=== Goal of the exercise ===
Look through the data below and work out how many lines contain the string "starosti". Give the number alone.

=== Material shown ===
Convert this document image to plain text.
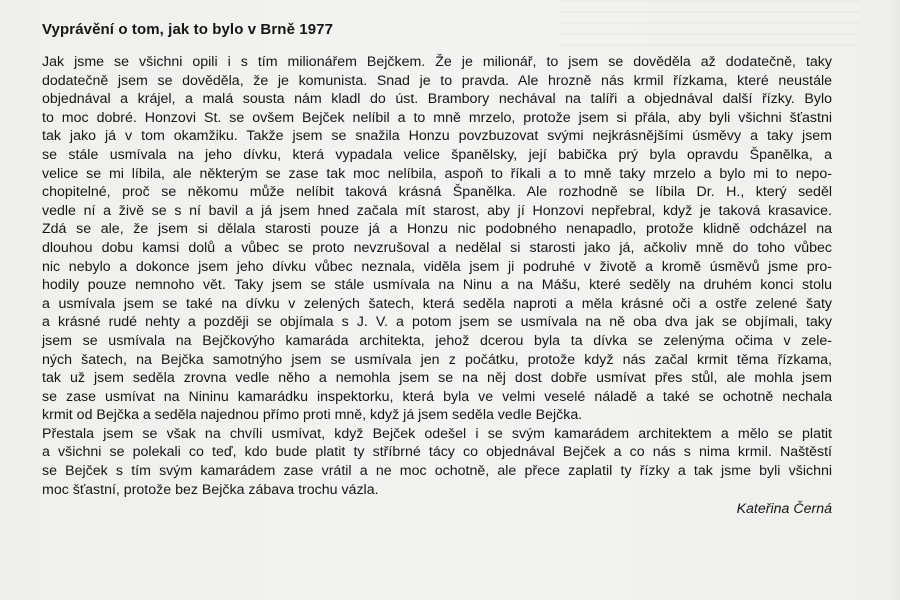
Vyprávění o tom, jak to bylo v Brně 1977
Jak jsme se všichni opili i s tím milionářem Bejčkem. Že je milionář, to jsem se dověděla až dodatečně, taky
dodatečně jsem se dověděla, že je komunista. Snad je to pravda. Ale hrozně nás krmil řízkama, které neustále
objednával a krájel, a malá sousta nám kladl do úst. Brambory nechával na talíři a objednával další řízky. Bylo
to moc dobré. Honzovi St. se ovšem Bejček nelíbil a to mně mrzelo, protože jsem si přála, aby byli všichni šťastni
tak jako já v tom okamžiku. Takže jsem se snažila Honzu povzbuzovat svými nejkrásnějšími úsměvy a taky jsem
se stále usmívala na jeho dívku, která vypadala velice španělsky, její babička prý byla opravdu Španělka, a
velice se mi líbila, ale některým se zase tak moc nelíbila, aspoň to říkali a to mně taky mrzelo a bylo mi to nepo-
chopitelné, proč se někomu může nelíbit taková krásná Španělka. Ale rozhodně se líbila Dr. H., který seděl
vedle ní a živě se s ní bavil a já jsem hned začala mít starost, aby jí Honzovi nepřebral, když je taková krasavice.
Zdá se ale, že jsem si dělala starosti pouze já a Honzu nic podobného nenapadlo, protože klidně odcházel na
dlouhou dobu kamsi dolů a vůbec se proto nevzrušoval a nedělal si starosti jako já, ačkoliv mně do toho vůbec
nic nebylo a dokonce jsem jeho dívku vůbec neznala, viděla jsem ji podruhé v životě a kromě úsměvů jsme pro-
hodily pouze nemnoho vět. Taky jsem se stále usmívala na Ninu a na Mášu, které seděly na druhém konci stolu
a usmívala jsem se také na dívku v zelených šatech, která seděla naproti a měla krásné oči a ostře zelené šaty
a krásné rudé nehty a později se objímala s J. V. a potom jsem se usmívala na ně oba dva jak se objímali, taky
jsem se usmívala na Bejčkovýho kamaráda architekta, jehož dcerou byla ta dívka se zelenýma očima v zele-
ných šatech, na Bejčka samotnýho jsem se usmívala jen z počátku, protože když nás začal krmit těma řízkama,
tak už jsem seděla zrovna vedle něho a nemohla jsem se na něj dost dobře usmívat přes stůl, ale mohla jsem
se zase usmívat na Nininu kamarádku inspektorku, která byla ve velmi veselé náladě a také se ochotně nechala
krmit od Bejčka a seděla najednou přímo proti mně, když já jsem seděla vedle Bejčka.
Přestala jsem se však na chvíli usmívat, když Bejček odešel i se svým kamarádem architektem a mělo se platit
a všichni se polekali co teď, kdo bude platit ty stříbrné tácy co objednával Bejček a co nás s nima krmil. Naštěstí
se Bejček s tím svým kamarádem zase vrátil a ne moc ochotně, ale přece zaplatil ty řízky a tak jsme byli všichni
moc šťastní, protože bez Bejčka zábava trochu vázla.
Kateřina Černá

=== Solution to this task ===
2